WRITTEN PROBLEM ▸ Gather every line of the entries that includes the word "text".

BEGIN RAW RECORDS

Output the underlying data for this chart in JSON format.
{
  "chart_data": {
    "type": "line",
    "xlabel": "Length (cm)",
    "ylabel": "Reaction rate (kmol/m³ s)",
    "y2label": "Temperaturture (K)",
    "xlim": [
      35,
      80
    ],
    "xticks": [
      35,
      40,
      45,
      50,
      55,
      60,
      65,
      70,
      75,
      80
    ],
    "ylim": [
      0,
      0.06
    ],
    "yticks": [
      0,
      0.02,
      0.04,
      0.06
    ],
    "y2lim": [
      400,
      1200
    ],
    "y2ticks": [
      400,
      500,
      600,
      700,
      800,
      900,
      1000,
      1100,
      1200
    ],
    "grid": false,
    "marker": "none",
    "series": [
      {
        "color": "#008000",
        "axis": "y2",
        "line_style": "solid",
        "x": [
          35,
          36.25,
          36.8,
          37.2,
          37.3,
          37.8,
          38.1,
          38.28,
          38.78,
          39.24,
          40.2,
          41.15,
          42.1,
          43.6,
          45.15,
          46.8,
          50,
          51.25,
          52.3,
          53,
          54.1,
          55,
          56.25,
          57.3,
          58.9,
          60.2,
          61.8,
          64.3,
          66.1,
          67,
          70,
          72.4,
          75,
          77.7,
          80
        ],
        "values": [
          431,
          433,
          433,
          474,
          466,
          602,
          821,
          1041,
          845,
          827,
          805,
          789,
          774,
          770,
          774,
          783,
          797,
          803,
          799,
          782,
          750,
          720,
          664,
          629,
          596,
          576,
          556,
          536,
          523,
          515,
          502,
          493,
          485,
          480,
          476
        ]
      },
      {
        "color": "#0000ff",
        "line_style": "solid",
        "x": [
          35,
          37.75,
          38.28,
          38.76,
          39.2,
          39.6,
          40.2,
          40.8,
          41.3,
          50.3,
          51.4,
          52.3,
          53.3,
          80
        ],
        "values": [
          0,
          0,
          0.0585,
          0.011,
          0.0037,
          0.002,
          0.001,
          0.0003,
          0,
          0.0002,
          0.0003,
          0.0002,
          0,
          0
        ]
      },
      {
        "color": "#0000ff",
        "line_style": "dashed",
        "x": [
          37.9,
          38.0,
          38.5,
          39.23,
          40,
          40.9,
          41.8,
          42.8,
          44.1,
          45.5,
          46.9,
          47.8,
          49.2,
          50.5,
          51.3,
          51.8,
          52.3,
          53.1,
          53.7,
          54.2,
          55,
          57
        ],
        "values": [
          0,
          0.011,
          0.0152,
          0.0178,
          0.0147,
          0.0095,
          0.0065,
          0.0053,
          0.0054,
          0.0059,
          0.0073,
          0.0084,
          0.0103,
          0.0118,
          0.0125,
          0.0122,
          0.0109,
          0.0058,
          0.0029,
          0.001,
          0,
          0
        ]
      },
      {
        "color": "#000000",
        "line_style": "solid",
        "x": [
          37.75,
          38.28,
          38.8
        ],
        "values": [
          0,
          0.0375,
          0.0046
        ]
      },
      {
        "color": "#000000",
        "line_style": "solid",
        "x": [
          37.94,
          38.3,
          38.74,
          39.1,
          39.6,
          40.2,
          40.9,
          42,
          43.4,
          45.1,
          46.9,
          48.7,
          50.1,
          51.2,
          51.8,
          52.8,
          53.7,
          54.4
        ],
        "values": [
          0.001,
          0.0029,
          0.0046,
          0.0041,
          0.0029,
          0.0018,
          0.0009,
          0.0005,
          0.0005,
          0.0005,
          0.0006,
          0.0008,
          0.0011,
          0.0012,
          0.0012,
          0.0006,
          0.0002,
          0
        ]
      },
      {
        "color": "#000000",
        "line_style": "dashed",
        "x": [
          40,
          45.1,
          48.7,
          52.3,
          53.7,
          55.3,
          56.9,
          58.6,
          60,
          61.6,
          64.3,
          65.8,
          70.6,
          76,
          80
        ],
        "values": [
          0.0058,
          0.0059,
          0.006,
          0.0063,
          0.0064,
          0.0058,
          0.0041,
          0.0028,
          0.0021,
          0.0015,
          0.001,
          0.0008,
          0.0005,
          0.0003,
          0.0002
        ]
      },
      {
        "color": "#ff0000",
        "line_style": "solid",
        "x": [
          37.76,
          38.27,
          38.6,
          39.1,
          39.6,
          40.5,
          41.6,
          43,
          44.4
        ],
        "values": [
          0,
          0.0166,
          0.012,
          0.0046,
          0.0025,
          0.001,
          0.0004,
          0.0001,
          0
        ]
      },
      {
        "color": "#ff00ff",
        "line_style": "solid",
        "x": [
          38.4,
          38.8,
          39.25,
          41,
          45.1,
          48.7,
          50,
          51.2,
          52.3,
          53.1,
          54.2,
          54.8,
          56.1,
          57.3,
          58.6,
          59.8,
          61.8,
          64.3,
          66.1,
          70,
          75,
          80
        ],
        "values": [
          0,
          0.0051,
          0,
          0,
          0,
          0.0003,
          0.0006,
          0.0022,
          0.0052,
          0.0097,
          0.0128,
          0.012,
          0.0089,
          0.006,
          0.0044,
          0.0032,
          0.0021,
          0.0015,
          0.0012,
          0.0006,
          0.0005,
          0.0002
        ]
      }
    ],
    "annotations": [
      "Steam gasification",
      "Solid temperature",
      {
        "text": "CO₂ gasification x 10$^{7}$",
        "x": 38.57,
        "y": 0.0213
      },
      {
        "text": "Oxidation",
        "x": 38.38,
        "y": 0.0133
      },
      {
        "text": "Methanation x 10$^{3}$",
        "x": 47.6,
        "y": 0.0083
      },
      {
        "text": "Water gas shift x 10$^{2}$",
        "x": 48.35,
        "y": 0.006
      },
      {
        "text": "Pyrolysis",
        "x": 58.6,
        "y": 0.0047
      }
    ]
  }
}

END RAW RECORDS

EXPECTED ANSWER ▸
        "text": "CO₂ gasification x 10$^{7}$",
        "text": "Oxidation",
        "text": "Methanation x 10$^{3}$",
        "text": "Water gas shift x 10$^{2}$",
        "text": "Pyrolysis",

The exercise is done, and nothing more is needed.